Task to carry out:
Repeat each line exactly, leaving nothing out.

Given data:
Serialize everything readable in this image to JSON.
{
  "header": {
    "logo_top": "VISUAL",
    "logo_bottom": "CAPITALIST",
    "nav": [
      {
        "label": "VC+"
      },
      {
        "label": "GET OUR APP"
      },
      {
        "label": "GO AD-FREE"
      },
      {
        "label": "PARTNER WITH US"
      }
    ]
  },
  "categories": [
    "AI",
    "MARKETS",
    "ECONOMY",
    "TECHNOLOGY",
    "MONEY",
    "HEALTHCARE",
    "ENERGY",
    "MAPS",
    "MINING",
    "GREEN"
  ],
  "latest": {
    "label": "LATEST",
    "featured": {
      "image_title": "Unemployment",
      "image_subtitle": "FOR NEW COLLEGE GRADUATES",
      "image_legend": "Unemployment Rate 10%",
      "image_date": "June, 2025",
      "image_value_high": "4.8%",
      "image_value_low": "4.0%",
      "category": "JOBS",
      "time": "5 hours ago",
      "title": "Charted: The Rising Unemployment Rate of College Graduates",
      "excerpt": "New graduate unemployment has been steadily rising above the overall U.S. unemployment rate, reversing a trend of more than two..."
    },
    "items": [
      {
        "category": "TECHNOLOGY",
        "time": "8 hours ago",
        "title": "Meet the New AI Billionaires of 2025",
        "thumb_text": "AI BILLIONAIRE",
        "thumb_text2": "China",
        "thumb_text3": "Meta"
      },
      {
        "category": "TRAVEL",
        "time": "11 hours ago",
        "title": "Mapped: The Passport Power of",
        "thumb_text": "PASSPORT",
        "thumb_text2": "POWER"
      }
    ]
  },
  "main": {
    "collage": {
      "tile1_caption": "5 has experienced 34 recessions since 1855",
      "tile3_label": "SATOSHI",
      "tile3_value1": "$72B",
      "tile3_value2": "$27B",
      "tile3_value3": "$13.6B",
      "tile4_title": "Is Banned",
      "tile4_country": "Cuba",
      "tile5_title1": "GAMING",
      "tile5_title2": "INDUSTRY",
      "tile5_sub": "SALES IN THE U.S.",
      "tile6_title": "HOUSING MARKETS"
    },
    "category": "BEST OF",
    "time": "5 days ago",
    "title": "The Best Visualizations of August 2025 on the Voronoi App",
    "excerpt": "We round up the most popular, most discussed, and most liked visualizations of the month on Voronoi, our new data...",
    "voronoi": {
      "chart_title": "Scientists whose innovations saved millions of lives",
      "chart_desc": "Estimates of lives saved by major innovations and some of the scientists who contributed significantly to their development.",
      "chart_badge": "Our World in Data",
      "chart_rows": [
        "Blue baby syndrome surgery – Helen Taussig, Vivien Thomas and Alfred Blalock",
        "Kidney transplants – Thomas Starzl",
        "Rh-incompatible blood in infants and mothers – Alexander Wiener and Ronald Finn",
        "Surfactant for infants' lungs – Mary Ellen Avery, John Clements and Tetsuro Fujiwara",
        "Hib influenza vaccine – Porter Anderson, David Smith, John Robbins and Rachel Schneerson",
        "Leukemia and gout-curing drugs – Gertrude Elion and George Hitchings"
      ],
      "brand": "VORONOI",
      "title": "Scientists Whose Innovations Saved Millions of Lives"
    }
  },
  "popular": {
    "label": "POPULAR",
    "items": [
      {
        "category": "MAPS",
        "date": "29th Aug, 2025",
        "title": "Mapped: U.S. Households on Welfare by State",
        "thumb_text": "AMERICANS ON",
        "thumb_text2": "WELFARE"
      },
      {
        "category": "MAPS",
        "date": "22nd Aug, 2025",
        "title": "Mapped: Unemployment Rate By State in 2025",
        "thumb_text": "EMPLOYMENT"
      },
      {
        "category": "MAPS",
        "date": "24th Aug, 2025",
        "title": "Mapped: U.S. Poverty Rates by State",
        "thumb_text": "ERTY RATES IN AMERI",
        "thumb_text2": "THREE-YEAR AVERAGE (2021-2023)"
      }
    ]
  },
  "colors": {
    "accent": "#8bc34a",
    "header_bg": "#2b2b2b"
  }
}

The completed task:
Serialize everything readable in this image to JSON.
{
  "header": {
    "logo_top": "VISUAL",
    "logo_bottom": "CAPITALIST",
    "nav": [
      {
        "label": "VC+"
      },
      {
        "label": "GET OUR APP"
      },
      {
        "label": "GO AD-FREE"
      },
      {
        "label": "PARTNER WITH US"
      }
    ]
  },
  "categories": [
    "AI",
    "MARKETS",
    "ECONOMY",
    "TECHNOLOGY",
    "MONEY",
    "HEALTHCARE",
    "ENERGY",
    "MAPS",
    "MINING",
    "GREEN"
  ],
  "latest": {
    "label": "LATEST",
    "featured": {
      "image_title": "Unemployment",
      "image_subtitle": "FOR NEW COLLEGE GRADUATES",
      "image_legend": "Unemployment Rate 10%",
      "image_date": "June, 2025",
      "image_value_high": "4.8%",
      "image_value_low": "4.0%",
      "category": "JOBS",
      "time": "5 hours ago",
      "title": "Charted: The Rising Unemployment Rate of College Graduates",
      "excerpt": "New graduate unemployment has been steadily rising above the overall U.S. unemployment rate, reversing a trend of more than two..."
    },
    "items": [
      {
        "category": "TECHNOLOGY",
        "time": "8 hours ago",
        "title": "Meet the New AI Billionaires of 2025",
        "thumb_text": "AI BILLIONAIRE",
        "thumb_text2": "China",
        "thumb_text3": "Meta"
      },
      {
        "category": "TRAVEL",
        "time": "11 hours ago",
        "title": "Mapped: The Passport Power of",
        "thumb_text": "PASSPORT",
        "thumb_text2": "POWER"
      }
    ]
  },
  "main": {
    "collage": {
      "tile1_caption": "5 has experienced 34 recessions since 1855",
      "tile3_label": "SATOSHI",
      "tile3_value1": "$72B",
      "tile3_value2": "$27B",
      "tile3_value3": "$13.6B",
      "tile4_title": "Is Banned",
      "tile4_country": "Cuba",
      "tile5_title1": "GAMING",
      "tile5_title2": "INDUSTRY",
      "tile5_sub": "SALES IN THE U.S.",
      "tile6_title": "HOUSING MARKETS"
    },
    "category": "BEST OF",
    "time": "5 days ago",
    "title": "The Best Visualizations of August 2025 on the Voronoi App",
    "excerpt": "We round up the most popular, most discussed, and most liked visualizations of the month on Voronoi, our new data...",
    "voronoi": {
      "chart_title": "Scientists whose innovations saved millions of lives",
      "chart_desc": "Estimates of lives saved by major innovations and some of the scientists who contributed significantly to their development.",
      "chart_badge": "Our World in Data",
      "chart_rows": [
        "Blue baby syndrome surgery – Helen Taussig, Vivien Thomas and Alfred Blalock",
        "Kidney transplants – Thomas Starzl",
        "Rh-incompatible blood in infants and mothers – Alexander Wiener and Ronald Finn",
        "Surfactant for infants' lungs – Mary Ellen Avery, John Clements and Tetsuro Fujiwara",
        "Hib influenza vaccine – Porter Anderson, David Smith, John Robbins and Rachel Schneerson",
        "Leukemia and gout-curing drugs – Gertrude Elion and George Hitchings"
      ],
      "brand": "VORONOI",
      "title": "Scientists Whose Innovations Saved Millions of Lives"
    }
  },
  "popular": {
    "label": "POPULAR",
    "items": [
      {
        "category": "MAPS",
        "date": "29th Aug, 2025",
        "title": "Mapped: U.S. Households on Welfare by State",
        "thumb_text": "AMERICANS ON",
        "thumb_text2": "WELFARE"
      },
      {
        "category": "MAPS",
        "date": "22nd Aug, 2025",
        "title": "Mapped: Unemployment Rate By State in 2025",
        "thumb_text": "EMPLOYMENT"
      },
      {
        "category": "MAPS",
        "date": "24th Aug, 2025",
        "title": "Mapped: U.S. Poverty Rates by State",
        "thumb_text": "ERTY RATES IN AMERI",
        "thumb_text2": "THREE-YEAR AVERAGE (2021-2023)"
      }
    ]
  },
  "colors": {
    "accent": "#8bc34a",
    "header_bg": "#2b2b2b"
  }
}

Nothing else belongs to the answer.